--- Do this ---
Reproduce the listing below without any change.

--- Provided data ---
——

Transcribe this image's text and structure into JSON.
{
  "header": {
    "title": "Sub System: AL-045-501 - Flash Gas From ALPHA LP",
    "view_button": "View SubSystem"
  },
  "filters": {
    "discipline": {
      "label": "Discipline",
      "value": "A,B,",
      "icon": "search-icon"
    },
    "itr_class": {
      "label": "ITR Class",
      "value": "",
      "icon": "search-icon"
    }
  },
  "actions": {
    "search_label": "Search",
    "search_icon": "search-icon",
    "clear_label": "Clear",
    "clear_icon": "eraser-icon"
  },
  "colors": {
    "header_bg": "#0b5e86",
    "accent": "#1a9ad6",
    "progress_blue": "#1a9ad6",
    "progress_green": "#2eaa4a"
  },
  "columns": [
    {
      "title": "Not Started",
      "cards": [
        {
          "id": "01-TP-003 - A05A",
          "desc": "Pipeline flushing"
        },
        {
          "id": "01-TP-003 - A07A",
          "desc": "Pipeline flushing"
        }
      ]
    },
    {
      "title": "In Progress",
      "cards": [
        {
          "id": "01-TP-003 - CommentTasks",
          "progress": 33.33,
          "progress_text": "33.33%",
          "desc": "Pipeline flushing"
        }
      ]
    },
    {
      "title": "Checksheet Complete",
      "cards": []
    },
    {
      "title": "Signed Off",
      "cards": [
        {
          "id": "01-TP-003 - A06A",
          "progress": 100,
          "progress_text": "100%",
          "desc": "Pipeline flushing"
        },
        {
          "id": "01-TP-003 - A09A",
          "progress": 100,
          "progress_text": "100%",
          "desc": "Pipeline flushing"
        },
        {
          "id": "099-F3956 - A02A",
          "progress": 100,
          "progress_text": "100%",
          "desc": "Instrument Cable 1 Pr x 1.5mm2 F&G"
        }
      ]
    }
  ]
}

——

--- Full solution ---
Transcribe this image's text and structure into JSON.
{
  "header": {
    "title": "Sub System: AL-045-501 - Flash Gas From ALPHA LP",
    "view_button": "View SubSystem"
  },
  "filters": {
    "discipline": {
      "label": "Discipline",
      "value": "A,B,",
      "icon": "search-icon"
    },
    "itr_class": {
      "label": "ITR Class",
      "value": "",
      "icon": "search-icon"
    }
  },
  "actions": {
    "search_label": "Search",
    "search_icon": "search-icon",
    "clear_label": "Clear",
    "clear_icon": "eraser-icon"
  },
  "colors": {
    "header_bg": "#0b5e86",
    "accent": "#1a9ad6",
    "progress_blue": "#1a9ad6",
    "progress_green": "#2eaa4a"
  },
  "columns": [
    {
      "title": "Not Started",
      "cards": [
        {
          "id": "01-TP-003 - A05A",
          "desc": "Pipeline flushing"
        },
        {
          "id": "01-TP-003 - A07A",
          "desc": "Pipeline flushing"
        }
      ]
    },
    {
      "title": "In Progress",
      "cards": [
        {
          "id": "01-TP-003 - CommentTasks",
          "progress": 33.33,
          "progress_text": "33.33%",
          "desc": "Pipeline flushing"
        }
      ]
    },
    {
      "title": "Checksheet Complete",
      "cards": []
    },
    {
      "title": "Signed Off",
      "cards": [
        {
          "id": "01-TP-003 - A06A",
          "progress": 100,
          "progress_text": "100%",
          "desc": "Pipeline flushing"
        },
        {
          "id": "01-TP-003 - A09A",
          "progress": 100,
          "progress_text": "100%",
          "desc": "Pipeline flushing"
        },
        {
          "id": "099-F3956 - A02A",
          "progress": 100,
          "progress_text": "100%",
          "desc": "Instrument Cable 1 Pr x 1.5mm2 F&G"
        }
      ]
    }
  ]
}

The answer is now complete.